→ Written request: Exactly as they appear, output all of the entries.

→ Extracted material:
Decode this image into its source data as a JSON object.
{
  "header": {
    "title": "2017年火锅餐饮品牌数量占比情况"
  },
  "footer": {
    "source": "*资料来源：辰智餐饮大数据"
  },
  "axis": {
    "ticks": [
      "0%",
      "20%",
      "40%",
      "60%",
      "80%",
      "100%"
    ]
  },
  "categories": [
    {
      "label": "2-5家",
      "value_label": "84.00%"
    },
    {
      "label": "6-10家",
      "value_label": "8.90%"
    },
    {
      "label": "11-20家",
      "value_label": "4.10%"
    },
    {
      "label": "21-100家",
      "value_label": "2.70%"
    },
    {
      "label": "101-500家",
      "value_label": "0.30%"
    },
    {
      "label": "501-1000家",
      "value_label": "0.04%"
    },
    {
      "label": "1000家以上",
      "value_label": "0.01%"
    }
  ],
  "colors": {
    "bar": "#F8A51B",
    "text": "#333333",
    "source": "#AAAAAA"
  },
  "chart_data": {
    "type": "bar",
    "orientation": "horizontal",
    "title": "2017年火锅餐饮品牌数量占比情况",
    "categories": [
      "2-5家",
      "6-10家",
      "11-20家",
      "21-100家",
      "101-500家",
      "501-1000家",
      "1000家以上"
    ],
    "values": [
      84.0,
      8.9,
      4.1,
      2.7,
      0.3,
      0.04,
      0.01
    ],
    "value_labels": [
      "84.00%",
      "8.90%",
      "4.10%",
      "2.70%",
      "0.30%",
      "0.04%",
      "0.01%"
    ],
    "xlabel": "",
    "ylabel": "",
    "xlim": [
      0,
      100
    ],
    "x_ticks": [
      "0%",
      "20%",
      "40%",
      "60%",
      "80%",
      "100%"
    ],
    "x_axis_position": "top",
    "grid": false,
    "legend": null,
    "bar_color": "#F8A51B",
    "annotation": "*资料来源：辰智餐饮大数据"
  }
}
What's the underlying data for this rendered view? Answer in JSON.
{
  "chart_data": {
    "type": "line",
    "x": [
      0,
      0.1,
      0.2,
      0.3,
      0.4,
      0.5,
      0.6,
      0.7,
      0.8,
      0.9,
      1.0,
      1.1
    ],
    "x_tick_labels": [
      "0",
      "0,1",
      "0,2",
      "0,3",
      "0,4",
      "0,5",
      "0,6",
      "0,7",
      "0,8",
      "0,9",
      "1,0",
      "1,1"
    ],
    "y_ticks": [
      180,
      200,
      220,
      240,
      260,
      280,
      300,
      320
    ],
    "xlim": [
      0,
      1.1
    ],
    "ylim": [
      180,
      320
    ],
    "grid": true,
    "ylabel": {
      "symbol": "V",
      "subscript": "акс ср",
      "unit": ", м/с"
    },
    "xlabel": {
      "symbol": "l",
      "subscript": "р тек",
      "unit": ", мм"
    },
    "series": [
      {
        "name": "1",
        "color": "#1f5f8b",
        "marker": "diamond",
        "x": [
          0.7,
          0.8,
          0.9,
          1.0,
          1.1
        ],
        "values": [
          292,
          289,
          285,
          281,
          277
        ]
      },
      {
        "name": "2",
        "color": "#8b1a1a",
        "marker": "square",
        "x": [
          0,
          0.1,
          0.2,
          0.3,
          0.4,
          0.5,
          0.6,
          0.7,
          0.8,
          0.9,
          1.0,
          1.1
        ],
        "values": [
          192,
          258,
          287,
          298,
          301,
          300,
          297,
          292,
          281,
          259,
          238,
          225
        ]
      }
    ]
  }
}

→ Exercise output:
Decode this image into its source data as a JSON object.
{
  "header": {
    "title": "2017年火锅餐饮品牌数量占比情况"
  },
  "footer": {
    "source": "*资料来源：辰智餐饮大数据"
  },
  "axis": {
    "ticks": [
      "0%",
      "20%",
      "40%",
      "60%",
      "80%",
      "100%"
    ]
  },
  "categories": [
    {
      "label": "2-5家",
      "value_label": "84.00%"
    },
    {
      "label": "6-10家",
      "value_label": "8.90%"
    },
    {
      "label": "11-20家",
      "value_label": "4.10%"
    },
    {
      "label": "21-100家",
      "value_label": "2.70%"
    },
    {
      "label": "101-500家",
      "value_label": "0.30%"
    },
    {
      "label": "501-1000家",
      "value_label": "0.04%"
    },
    {
      "label": "1000家以上",
      "value_label": "0.01%"
    }
  ],
  "colors": {
    "bar": "#F8A51B",
    "text": "#333333",
    "source": "#AAAAAA"
  },
  "chart_data": {
    "type": "bar",
    "orientation": "horizontal",
    "title": "2017年火锅餐饮品牌数量占比情况",
    "categories": [
      "2-5家",
      "6-10家",
      "11-20家",
      "21-100家",
      "101-500家",
      "501-1000家",
      "1000家以上"
    ],
    "values": [
      84.0,
      8.9,
      4.1,
      2.7,
      0.3,
      0.04,
      0.01
    ],
    "value_labels": [
      "84.00%",
      "8.90%",
      "4.10%",
      "2.70%",
      "0.30%",
      "0.04%",
      "0.01%"
    ],
    "xlabel": "",
    "ylabel": "",
    "xlim": [
      0,
      100
    ],
    "x_ticks": [
      "0%",
      "20%",
      "40%",
      "60%",
      "80%",
      "100%"
    ],
    "x_axis_position": "top",
    "grid": false,
    "legend": null,
    "bar_color": "#F8A51B",
    "annotation": "*资料来源：辰智餐饮大数据"
  }
}
What's the underlying data for this rendered view? Answer in JSON.
{
  "chart_data": {
    "type": "line",
    "x": [
      0,
      0.1,
      0.2,
      0.3,
      0.4,
      0.5,
      0.6,
      0.7,
      0.8,
      0.9,
      1.0,
      1.1
    ],
    "x_tick_labels": [
      "0",
      "0,1",
      "0,2",
      "0,3",
      "0,4",
      "0,5",
      "0,6",
      "0,7",
      "0,8",
      "0,9",
      "1,0",
      "1,1"
    ],
    "y_ticks": [
      180,
      200,
      220,
      240,
      260,
      280,
      300,
      320
    ],
    "xlim": [
      0,
      1.1
    ],
    "ylim": [
      180,
      320
    ],
    "grid": true,
    "ylabel": {
      "symbol": "V",
      "subscript": "акс ср",
      "unit": ", м/с"
    },
    "xlabel": {
      "symbol": "l",
      "subscript": "р тек",
      "unit": ", мм"
    },
    "series": [
      {
        "name": "1",
        "color": "#1f5f8b",
        "marker": "diamond",
        "x": [
          0.7,
          0.8,
          0.9,
          1.0,
          1.1
        ],
        "values": [
          292,
          289,
          285,
          281,
          277
        ]
      },
      {
        "name": "2",
        "color": "#8b1a1a",
        "marker": "square",
        "x": [
          0,
          0.1,
          0.2,
          0.3,
          0.4,
          0.5,
          0.6,
          0.7,
          0.8,
          0.9,
          1.0,
          1.1
        ],
        "values": [
          192,
          258,
          287,
          298,
          301,
          300,
          297,
          292,
          281,
          259,
          238,
          225
        ]
      }
    ]
  }
}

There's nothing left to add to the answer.